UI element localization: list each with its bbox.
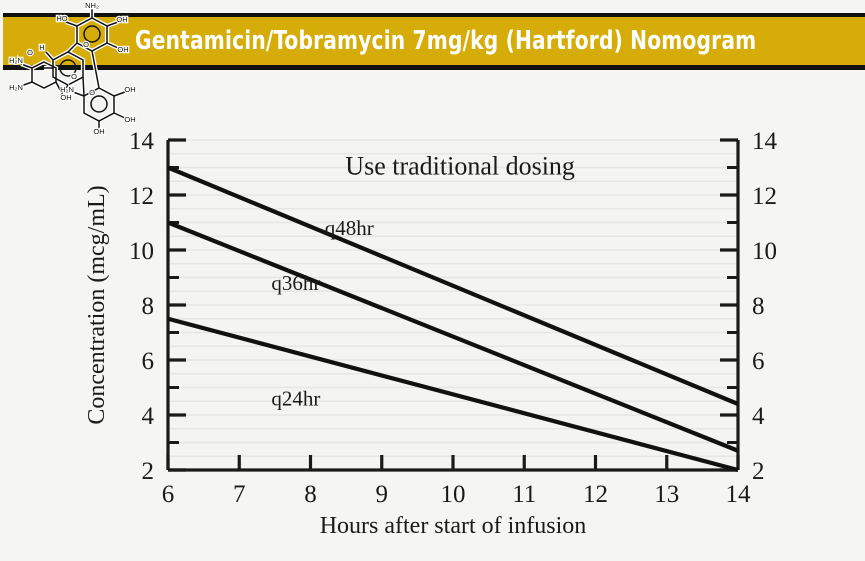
chart-annotations: Use traditional dosing [345, 151, 575, 180]
x-axis-label-6: 6 [162, 481, 175, 508]
y-axis-left-label-14: 14 [129, 128, 155, 155]
x-axis-label-8: 8 [304, 481, 317, 508]
x-axis-title: Hours after start of infusion [320, 513, 587, 539]
series-label-q48hr: q48hr [325, 216, 374, 240]
nomogram-page: Gentamicin/Tobramycin 7mg/kg (Hartford) … [0, 0, 865, 561]
nomogram-chart: 2468101214 2468101214 67891011121314 q48… [0, 0, 865, 561]
series-label-q24hr: q24hr [271, 386, 320, 410]
y-axis-right-label-12: 12 [752, 183, 777, 210]
x-axis-label-9: 9 [376, 481, 389, 508]
y-axis-left-label-8: 8 [142, 293, 155, 320]
x-axis-label-14: 14 [726, 481, 752, 508]
x-axis-label-13: 13 [654, 481, 679, 508]
y-axis-left-labels: 2468101214 [129, 128, 155, 485]
y-axis-title: Concentration (mcg/mL) [84, 185, 110, 424]
series-label-q36hr: q36hr [271, 271, 320, 295]
x-axis-labels: 67891011121314 [162, 481, 751, 508]
x-axis-label-7: 7 [233, 481, 246, 508]
y-axis-left-label-4: 4 [142, 403, 155, 430]
annotation-use-traditional-dosing: Use traditional dosing [345, 151, 575, 180]
y-axis-right-label-10: 10 [752, 238, 777, 265]
y-axis-right-label-6: 6 [752, 348, 765, 375]
y-axis-right-label-2: 2 [752, 458, 765, 485]
y-axis-left-label-10: 10 [129, 238, 154, 265]
y-axis-right-label-8: 8 [752, 293, 765, 320]
y-axis-left-label-6: 6 [142, 348, 155, 375]
y-axis-right-labels: 2468101214 [752, 128, 778, 485]
y-axis-right-label-4: 4 [752, 403, 765, 430]
x-axis-label-11: 11 [512, 481, 536, 508]
y-axis-left-label-2: 2 [142, 458, 155, 485]
x-axis-label-12: 12 [583, 481, 608, 508]
x-axis-label-10: 10 [441, 481, 466, 508]
y-axis-right-label-14: 14 [752, 128, 778, 155]
y-axis-left-label-12: 12 [129, 183, 154, 210]
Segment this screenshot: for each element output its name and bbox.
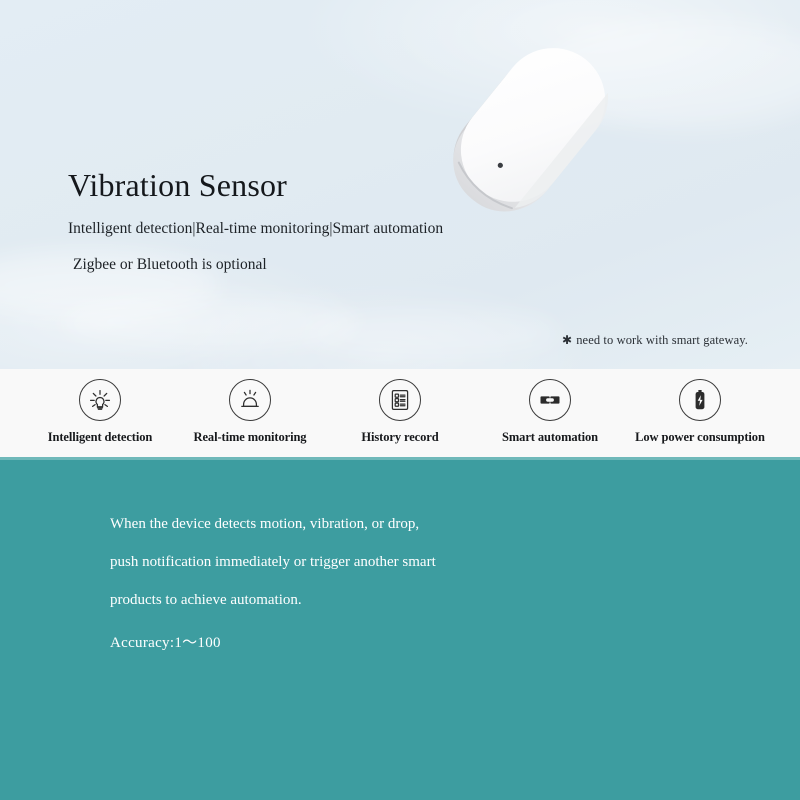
feature-low-power-consumption: Low power consumption [625,369,775,445]
description-line: push notification immediately or trigger… [110,555,510,570]
hero-tagline-secondary: Zigbee or Bluetooth is optional [68,257,538,273]
section-divider [0,457,800,460]
feature-label: Real-time monitoring [194,430,307,445]
feature-real-time-monitoring: Real-time monitoring [175,369,325,445]
lightbulb-icon [79,379,121,421]
feature-label: History record [361,430,438,445]
cloud-shape [540,20,800,130]
gateway-footnote-text: need to work with smart gateway. [576,333,748,347]
feature-label: Smart automation [502,430,598,445]
alarm-beacon-icon [229,379,271,421]
feature-icon-band: Intelligent detection Real-time monitori… [0,369,800,457]
hero-banner: Vibration Sensor Intelligent detection|R… [0,0,800,369]
hero-text-block: Vibration Sensor Intelligent detection|R… [68,168,538,272]
battery-bolt-icon [679,379,721,421]
description-text-block: When the device detects motion, vibratio… [110,517,510,652]
accuracy-spec: Accuracy:1～100 [110,631,510,652]
feature-history-record: History record [325,369,475,445]
feature-label: Intelligent detection [48,430,152,445]
checklist-document-icon [379,379,421,421]
chain-link-icon [529,379,571,421]
feature-label: Low power consumption [635,430,765,445]
feature-smart-automation: Smart automation [475,369,625,445]
cloud-shape [60,296,360,348]
gateway-footnote: ✱need to work with smart gateway. [562,333,748,348]
product-marketing-image: Vibration Sensor Intelligent detection|R… [0,0,800,800]
page-title: Vibration Sensor [68,168,538,203]
hero-tagline-primary: Intelligent detection|Real-time monitori… [68,221,538,237]
description-line: products to achieve automation. [110,593,510,608]
feature-intelligent-detection: Intelligent detection [25,369,175,445]
asterisk-icon: ✱ [562,333,572,347]
description-section: When the device detects motion, vibratio… [0,457,800,800]
cloud-shape [300,310,560,356]
description-line: When the device detects motion, vibratio… [110,517,510,532]
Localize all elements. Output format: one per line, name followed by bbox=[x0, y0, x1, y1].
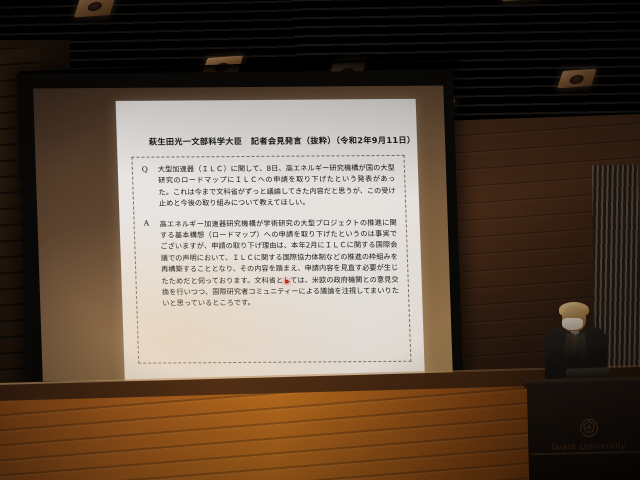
answer-text: 高エネルギー加速器研究機構が学術研究の大型プロジェクトの推進に関する基本構想（ロ… bbox=[159, 217, 399, 310]
screen-surface: 萩生田光一文部科学大臣 記者会見発言（抜粋）（令和2年9月11日） Q 大型加速… bbox=[33, 86, 453, 382]
red-laser-dot-icon bbox=[285, 280, 289, 284]
auditorium-photo: 萩生田光一文部科学大臣 記者会見発言（抜粋）（令和2年9月11日） Q 大型加速… bbox=[0, 0, 640, 480]
question-text: 大型加速器（ＩＬＣ）に関して、8日、高エネルギー研究機構が国の大型研究のロードマ… bbox=[158, 162, 397, 209]
slide-paragraph-question: Q 大型加速器（ＩＬＣ）に関して、8日、高エネルギー研究機構が国の大型研究のロー… bbox=[142, 162, 397, 209]
speaker-necktie bbox=[572, 335, 578, 357]
slide-paragraph-answer: A 高エネルギー加速器研究機構が学術研究の大型プロジェクトの推進に関する基本構想… bbox=[143, 217, 399, 310]
university-emblem-icon bbox=[579, 418, 599, 438]
presentation-slide: 萩生田光一文部科学大臣 記者会見発言（抜粋）（令和2年9月11日） Q 大型加速… bbox=[116, 99, 425, 382]
projection-screen: 萩生田光一文部科学大臣 記者会見発言（抜粋）（令和2年9月11日） Q 大型加速… bbox=[17, 71, 464, 396]
face-mask-icon bbox=[562, 318, 583, 330]
slide-title: 萩生田光一文部科学大臣 記者会見発言（抜粋）（令和2年9月11日） bbox=[149, 135, 407, 148]
question-marker: Q bbox=[142, 164, 160, 210]
slide-text-box: Q 大型加速器（ＩＬＣ）に関して、8日、高エネルギー研究機構が国の大型研究のロー… bbox=[131, 155, 411, 364]
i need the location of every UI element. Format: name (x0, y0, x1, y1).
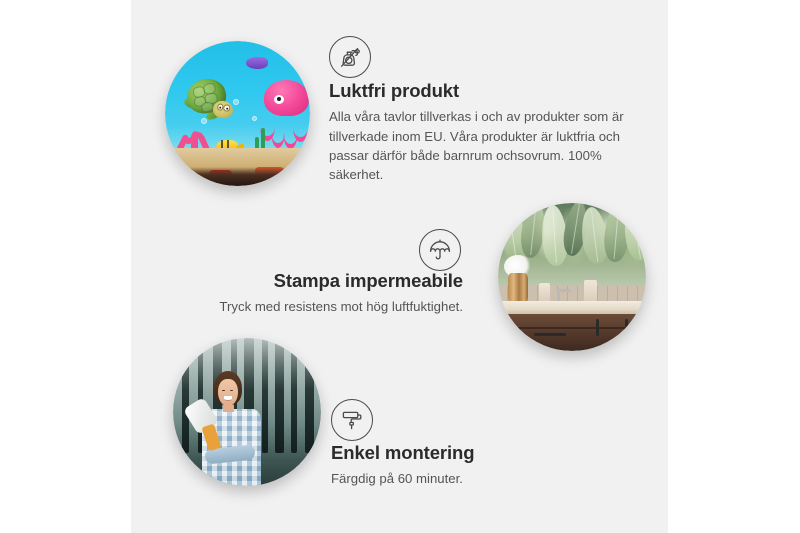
feature-waterproof-text: Stampa impermeabile Tryck med resistens … (181, 269, 463, 317)
painter-woman-forest-photo[interactable] (173, 338, 321, 486)
feature-description: Alla våra tavlor tillverkas i och av pro… (329, 107, 629, 185)
screenshot-root: Luktfri produkt Alla våra tavlor tillver… (0, 0, 800, 533)
photo-1-inner (165, 41, 310, 186)
octopus-eye (274, 95, 284, 104)
face (218, 379, 237, 407)
underwater-kids-scene-photo[interactable] (165, 41, 310, 186)
feature-title: Stampa impermeabile (181, 269, 463, 292)
feature-description: Färgdig på 60 minuter. (331, 469, 621, 488)
purple-fish-icon (246, 57, 268, 69)
content-panel: Luktfri produkt Alla våra tavlor tillver… (131, 0, 668, 533)
wooden-vanity (498, 314, 646, 351)
umbrella-icon (419, 229, 461, 271)
feature-description: Tryck med resistens mot hög luftfuktighe… (181, 297, 463, 316)
no-fragrance-icon (329, 36, 371, 78)
photo-3-inner (173, 338, 321, 486)
octopus-tentacle (293, 111, 308, 141)
sea-floor-shadow (165, 167, 310, 186)
photo-2-inner (498, 203, 646, 351)
smile (224, 396, 232, 400)
feature-title: Enkel montering (331, 441, 621, 464)
feature-odourless-text: Luktfri produkt Alla våra tavlor tillver… (329, 79, 629, 185)
faucet-spout (557, 289, 570, 292)
tree (182, 338, 189, 453)
turtle-icon (182, 79, 240, 123)
tree (275, 338, 284, 453)
bathroom-tropical-wallpaper-photo[interactable] (498, 203, 646, 351)
tree (291, 338, 297, 453)
feature-mounting-text: Enkel montering Färgdig på 60 minuter. (331, 441, 621, 489)
feature-title: Luktfri produkt (329, 79, 629, 102)
tree (305, 338, 314, 453)
paint-roller-icon (331, 399, 373, 441)
woman-figure (194, 371, 274, 486)
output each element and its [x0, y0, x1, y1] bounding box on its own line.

[STATED PROBLEM]: Lay out every line of the listing above, from the line containing "chart-annotations: Use traditional" down to the one containing "x-axis-label-7: 7 [233, 481, 246, 508]", as a Markdown table with two columns, No. and Entry. Number each line in the No. column, put the line itself under Entry, and skip any blank lines.

[FINISHED EXERCISE]:
| No. | Entry |
|---|---|
| 1 | chart-annotations: Use traditional dosing [345, 151, 575, 180] |
| 2 | x-axis-label-6: 6 [162, 481, 175, 508] |
| 3 | y-axis-left-label-14: 14 [129, 128, 155, 155] |
| 4 | x-axis-label-8: 8 [304, 481, 317, 508] |
| 5 | x-axis-title: Hours after start of infusion [320, 513, 587, 539] |
| 6 | series-label-q48hr: q48hr [325, 216, 374, 240] |
| 7 | nomogram-page: Gentamicin/Tobramycin 7mg/kg (Hartford) … [0, 0, 865, 561] |
| 8 | nomogram-chart: 2468101214 2468101214 67891011121314 q48… [0, 0, 865, 561] |
| 9 | series-label-q24hr: q24hr [271, 386, 320, 410] |
| 10 | y-axis-right-label-12: 12 [752, 183, 777, 210] |
| 11 | x-axis-label-9: 9 [376, 481, 389, 508] |
| 12 | y-axis-left-label-8: 8 [142, 293, 155, 320] |
| 13 | x-axis-label-14: 14 [726, 481, 752, 508] |
| 14 | x-axis-label-13: 13 [654, 481, 679, 508] |
| 15 | y-axis-left-labels: 2468101214 [129, 128, 155, 485] |
| 16 | y-axis-title: Concentration (mcg/mL) [84, 185, 110, 424] |
| 17 | series-label-q36hr: q36hr [271, 271, 320, 295] |
| 18 | x-axis-labels: 67891011121314 [162, 481, 751, 508] |
| 19 | x-axis-label-7: 7 [233, 481, 246, 508] |